>> BEGIN Listed records

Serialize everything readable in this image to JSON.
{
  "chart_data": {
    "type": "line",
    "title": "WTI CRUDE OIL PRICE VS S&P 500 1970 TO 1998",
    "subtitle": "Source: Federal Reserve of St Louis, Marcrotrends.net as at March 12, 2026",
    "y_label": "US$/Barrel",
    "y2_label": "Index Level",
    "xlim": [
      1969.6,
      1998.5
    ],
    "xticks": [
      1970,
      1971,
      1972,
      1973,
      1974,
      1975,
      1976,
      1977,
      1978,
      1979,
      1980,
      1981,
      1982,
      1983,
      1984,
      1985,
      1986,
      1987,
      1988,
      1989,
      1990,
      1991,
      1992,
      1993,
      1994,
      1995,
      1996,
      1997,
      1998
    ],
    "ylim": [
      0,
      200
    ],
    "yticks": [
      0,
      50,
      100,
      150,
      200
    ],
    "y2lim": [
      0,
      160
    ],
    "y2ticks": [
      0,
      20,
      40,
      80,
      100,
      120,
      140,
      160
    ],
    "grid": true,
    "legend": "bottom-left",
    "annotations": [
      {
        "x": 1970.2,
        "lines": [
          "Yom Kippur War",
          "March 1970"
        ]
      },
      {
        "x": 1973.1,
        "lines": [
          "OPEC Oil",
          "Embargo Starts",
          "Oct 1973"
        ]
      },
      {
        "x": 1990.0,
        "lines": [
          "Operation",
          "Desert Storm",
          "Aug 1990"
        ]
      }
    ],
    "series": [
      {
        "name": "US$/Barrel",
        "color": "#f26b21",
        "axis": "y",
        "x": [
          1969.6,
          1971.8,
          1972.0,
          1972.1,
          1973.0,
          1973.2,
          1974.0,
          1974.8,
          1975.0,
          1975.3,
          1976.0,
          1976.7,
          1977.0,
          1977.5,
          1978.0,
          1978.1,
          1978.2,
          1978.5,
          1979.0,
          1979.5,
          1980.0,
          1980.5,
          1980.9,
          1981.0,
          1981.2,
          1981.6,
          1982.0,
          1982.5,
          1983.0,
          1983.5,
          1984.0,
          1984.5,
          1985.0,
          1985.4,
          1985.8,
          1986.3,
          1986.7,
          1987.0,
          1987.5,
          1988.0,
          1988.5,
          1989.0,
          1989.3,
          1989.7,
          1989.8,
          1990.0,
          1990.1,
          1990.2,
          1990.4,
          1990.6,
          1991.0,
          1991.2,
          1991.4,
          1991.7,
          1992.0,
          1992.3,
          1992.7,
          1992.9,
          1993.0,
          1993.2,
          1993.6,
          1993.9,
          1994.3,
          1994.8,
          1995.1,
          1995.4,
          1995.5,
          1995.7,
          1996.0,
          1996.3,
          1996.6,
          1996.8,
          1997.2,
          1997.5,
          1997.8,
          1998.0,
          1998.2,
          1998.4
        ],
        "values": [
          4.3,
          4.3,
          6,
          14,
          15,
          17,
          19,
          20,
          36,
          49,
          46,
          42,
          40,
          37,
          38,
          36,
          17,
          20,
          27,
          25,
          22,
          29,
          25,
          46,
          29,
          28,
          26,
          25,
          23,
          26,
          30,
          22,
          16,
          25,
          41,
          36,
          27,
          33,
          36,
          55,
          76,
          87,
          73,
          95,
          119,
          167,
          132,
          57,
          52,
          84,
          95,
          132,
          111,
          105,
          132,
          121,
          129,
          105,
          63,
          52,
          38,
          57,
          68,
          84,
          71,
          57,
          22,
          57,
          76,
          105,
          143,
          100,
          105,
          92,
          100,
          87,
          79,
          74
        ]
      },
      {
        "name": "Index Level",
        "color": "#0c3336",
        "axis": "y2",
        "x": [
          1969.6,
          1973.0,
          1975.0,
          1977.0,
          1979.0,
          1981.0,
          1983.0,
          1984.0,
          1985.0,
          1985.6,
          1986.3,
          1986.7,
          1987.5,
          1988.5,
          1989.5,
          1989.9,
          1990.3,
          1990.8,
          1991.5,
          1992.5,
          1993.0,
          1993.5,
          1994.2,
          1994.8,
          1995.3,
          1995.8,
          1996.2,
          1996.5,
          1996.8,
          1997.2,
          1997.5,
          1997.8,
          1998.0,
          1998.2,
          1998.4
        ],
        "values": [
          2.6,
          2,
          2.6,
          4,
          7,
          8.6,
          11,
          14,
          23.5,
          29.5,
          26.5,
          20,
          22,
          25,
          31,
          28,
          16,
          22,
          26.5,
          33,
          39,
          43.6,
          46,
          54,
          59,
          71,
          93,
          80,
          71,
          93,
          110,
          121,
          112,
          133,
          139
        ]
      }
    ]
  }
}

>> END Listed records

● **Job**: State how many lines of the material contain the string "March", with no other words.

● **Result of this task**: 2